■ FRAGMENT RELACJI:
---+---

Wisła Jabłonna zdemolowała rywala 9:0

Takiego przebiegu meczu i gradu goli na pewno nikt nie spodziewał się, przychodząc w sobotę na spotkanie o Mistrzostwo B-klasy pomiędzy Wisłą Jabłonna a Mazurem II Radzymin. Nasi piłkarze zwyciężyli 9:0.

Każdy z zawodników miał w pamięci ciężką, jesienną przeprawę w Radzyminie, gdzie osłabieni brakiem kilku zawodników Wisła stawiła czoła przeciwnikom w szeregach których zagrało paru zawodników z pierwszego zespołu Mazura. Wiślacy wygrali 2:1, a obie bramki zdobył najlepszy strzelec zespołu – Jarosław Kowalski.

Tym razem goście stawili się na sobotni mecz w zaledwie 11-osobowym składzie, bez wzmocnień z pierwszego zespołu, czyli aktualnego lidera A-klasy.

Ledwo kibice zdążyli usiąść na trybunach, a już podopieczni Ryszarda Stromeckiego prowadzili 1:0. Po podaniu Adriana Polaka bramkę zdobył Adam Fronczek. Rywale sugerowali arbitrowi, iż chwilę wcześniej powinien zostać odgwizdany faul, ale sędzia był nieugięty i uznał bramkę. W dalszej części meczu aż do końca pierwszej połowy gospodarze prowadzili grę, rozgrywali między sobą akcje i stwarzali sytuacje pod bramką Mazura, jednak swoich sytuacji odpowiednio nie wykorzystali Jarosław Kowalski, Michał Banaszek i Karol Romatowski.

Szybkie akcje i wrzutki zarówno Piotrka Małyszewa, jak i Adriana Polaka czy Adama Fronczka siały spustoszenie w polu karnym gości, jednak niestety Wisła nie mogła postawić charakterystycznej kropki nad i, czyli zdobyć bramkę. Goście próbowali odgryzać się miejscowym, ale poza paroma wrzutkami, które z łatwością łapał Tomasz Kokosiński lub wybijali obrończy z Łukaszem Majewskim i Mikołajem Kropiczem na czele.

---+---

■ ZADANIA DO WYKONANIA:
1 – Podaj dosłownie fragment relacji z meczu od słów „Każdy z zawodników” aż po słowa „aktualnego lidera A-klasy.”.
2 – Dopisz, proszę, dalszy ciąg relacji z meczu Wisły Jabłonna z Mazurem II Radzymin, następujący po jej ostatnim zdaniu.

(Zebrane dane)
---+---

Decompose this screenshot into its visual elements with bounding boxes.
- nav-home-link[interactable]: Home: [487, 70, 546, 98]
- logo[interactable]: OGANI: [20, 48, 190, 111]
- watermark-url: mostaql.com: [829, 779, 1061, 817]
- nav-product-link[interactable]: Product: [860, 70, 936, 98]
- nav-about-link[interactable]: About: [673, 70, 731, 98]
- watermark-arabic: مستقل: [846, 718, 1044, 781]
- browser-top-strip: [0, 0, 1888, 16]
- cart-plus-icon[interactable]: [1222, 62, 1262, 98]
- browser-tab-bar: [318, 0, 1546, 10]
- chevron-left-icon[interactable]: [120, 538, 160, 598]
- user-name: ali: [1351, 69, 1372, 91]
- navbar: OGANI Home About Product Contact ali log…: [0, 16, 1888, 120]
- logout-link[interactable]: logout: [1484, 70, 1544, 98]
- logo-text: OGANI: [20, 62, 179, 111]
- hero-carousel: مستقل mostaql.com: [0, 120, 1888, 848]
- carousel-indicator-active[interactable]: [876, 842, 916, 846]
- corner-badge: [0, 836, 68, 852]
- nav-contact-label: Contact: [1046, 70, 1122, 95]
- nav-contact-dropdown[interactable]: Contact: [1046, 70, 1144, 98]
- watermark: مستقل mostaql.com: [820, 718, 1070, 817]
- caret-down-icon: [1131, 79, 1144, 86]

---+---

■ ODPOWIEDZI:
1 –
Każdy z zawodników miał w pamięci ciężką, jesienną przeprawę w Radzyminie, gdzie osłabieni brakiem kilku zawodników Wisła stawiła czoła przeciwnikom w szeregach których zagrało paru zawodników z pierwszego zespołu Mazura. Wiślacy wygrali 2:1, a obie bramki zdobył najlepszy strzelec zespołu – Jarosław Kowalski.

Tym razem goście stawili się na sobotni mecz w zaledwie 11-osobowym składzie, bez wzmocnień z pierwszego zespołu, czyli aktualnego lidera A-klasy.

2 –
Właśnie Mikołaj Kropicz w 45. minucie przeprowadził indywidualną akcję, a dokładniej zszedł z prawej strony na lewą w okolicach szesnastki gości, tam przełożył piłkę na prawą nogę, strzelił i trafił w okienko. Piękna bramka. 2:0! Po tej akcji sędzia zakończył pierwszą połowę.

Druga połowa rozpoczęła się jak pierwsza. Od strzelenia bramki. A jej autorem w indywidualnej akcji został Jarosław Kowalski. 3:0! Jeszcze kibice nie nadziwili się grą swoich pupili, a już było 4:0. Zza szesnastki na strzał zdecydował się Cezary Kowalski i dzięki temu zdobył swoją pierwszą bramkę w tym sezonie. Po gościach widać było zmęczenie. Nie ma co się dziwić, skoro nie mieli całkowicie żadnych zmian w zanadrzu, co skrzętnie wykorzystywała Wisła.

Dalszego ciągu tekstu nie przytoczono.